## Stored data
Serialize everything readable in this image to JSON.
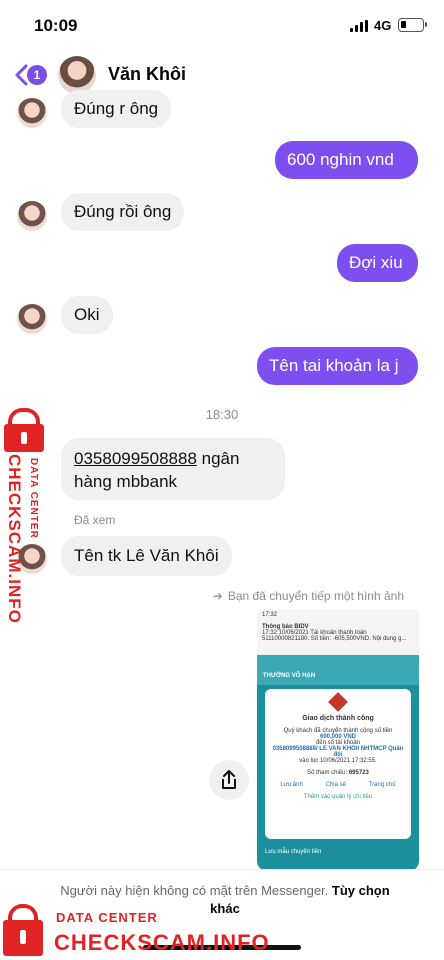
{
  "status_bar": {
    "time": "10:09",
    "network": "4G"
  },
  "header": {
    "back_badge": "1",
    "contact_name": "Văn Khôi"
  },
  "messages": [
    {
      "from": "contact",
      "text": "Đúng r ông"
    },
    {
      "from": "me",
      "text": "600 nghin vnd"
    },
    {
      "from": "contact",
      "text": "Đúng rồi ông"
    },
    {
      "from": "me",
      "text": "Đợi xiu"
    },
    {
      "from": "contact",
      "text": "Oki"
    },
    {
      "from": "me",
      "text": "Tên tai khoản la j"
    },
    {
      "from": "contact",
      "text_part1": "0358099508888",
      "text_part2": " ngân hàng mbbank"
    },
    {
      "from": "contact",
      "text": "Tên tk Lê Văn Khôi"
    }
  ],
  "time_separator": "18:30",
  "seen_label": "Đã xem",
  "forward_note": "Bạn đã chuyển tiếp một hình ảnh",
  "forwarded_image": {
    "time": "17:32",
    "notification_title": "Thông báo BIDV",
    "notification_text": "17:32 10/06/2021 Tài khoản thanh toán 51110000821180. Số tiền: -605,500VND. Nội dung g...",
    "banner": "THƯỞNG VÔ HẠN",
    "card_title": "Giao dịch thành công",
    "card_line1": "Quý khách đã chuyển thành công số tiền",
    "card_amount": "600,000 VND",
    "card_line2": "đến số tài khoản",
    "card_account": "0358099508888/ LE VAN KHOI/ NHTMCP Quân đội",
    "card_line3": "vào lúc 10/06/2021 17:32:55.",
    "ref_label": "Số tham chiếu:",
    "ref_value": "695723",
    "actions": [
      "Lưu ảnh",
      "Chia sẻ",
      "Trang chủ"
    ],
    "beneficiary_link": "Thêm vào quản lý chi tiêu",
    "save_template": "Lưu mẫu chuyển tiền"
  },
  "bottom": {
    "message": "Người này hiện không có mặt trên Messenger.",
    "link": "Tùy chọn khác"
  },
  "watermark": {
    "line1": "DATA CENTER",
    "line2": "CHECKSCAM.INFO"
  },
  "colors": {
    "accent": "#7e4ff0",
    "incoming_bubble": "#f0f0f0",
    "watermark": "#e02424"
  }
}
--
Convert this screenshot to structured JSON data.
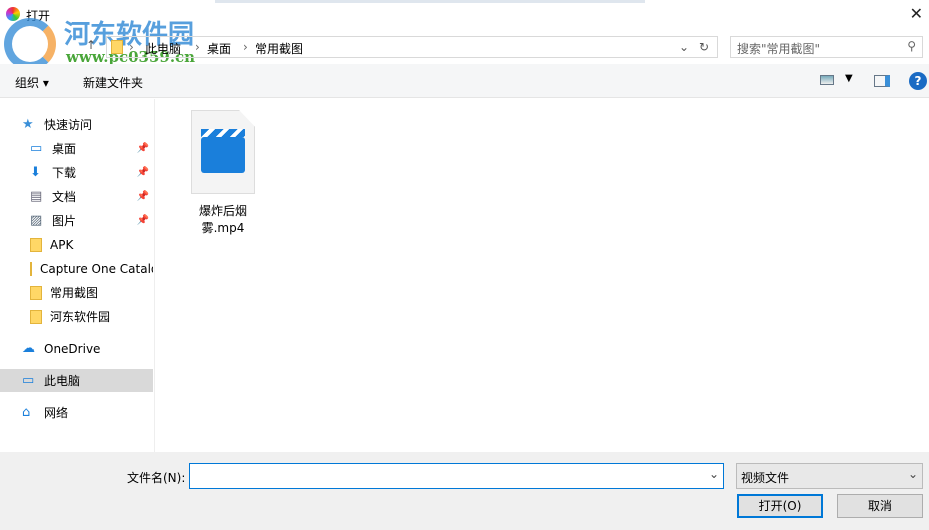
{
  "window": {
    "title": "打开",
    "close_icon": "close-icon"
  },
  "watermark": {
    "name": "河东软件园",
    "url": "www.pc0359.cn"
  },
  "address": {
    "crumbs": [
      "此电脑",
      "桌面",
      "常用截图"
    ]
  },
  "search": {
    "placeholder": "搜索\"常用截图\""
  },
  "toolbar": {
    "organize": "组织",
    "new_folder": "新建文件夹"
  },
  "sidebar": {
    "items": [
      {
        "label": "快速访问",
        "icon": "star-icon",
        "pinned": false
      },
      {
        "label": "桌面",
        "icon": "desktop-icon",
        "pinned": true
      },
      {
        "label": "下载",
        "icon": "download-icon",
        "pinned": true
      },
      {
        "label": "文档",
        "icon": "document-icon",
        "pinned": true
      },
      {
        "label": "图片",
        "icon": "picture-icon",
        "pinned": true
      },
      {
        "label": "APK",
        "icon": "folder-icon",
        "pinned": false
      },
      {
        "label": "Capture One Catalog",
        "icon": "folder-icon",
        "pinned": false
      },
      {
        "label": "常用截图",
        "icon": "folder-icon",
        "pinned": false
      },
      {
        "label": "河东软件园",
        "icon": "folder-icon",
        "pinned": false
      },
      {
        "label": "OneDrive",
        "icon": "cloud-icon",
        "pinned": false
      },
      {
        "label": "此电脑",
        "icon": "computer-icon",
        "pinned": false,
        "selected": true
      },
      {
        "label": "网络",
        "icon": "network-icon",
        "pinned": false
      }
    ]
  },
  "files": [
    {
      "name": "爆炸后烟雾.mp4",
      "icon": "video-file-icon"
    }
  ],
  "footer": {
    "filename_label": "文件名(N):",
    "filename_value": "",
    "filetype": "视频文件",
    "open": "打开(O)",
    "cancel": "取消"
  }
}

## Exercise objective
In the entries above, find every line with the word "JSON" and list it.

## Final result
Serialize everything readable in this image to JSON.
Convert this screenshot to structured JSON data.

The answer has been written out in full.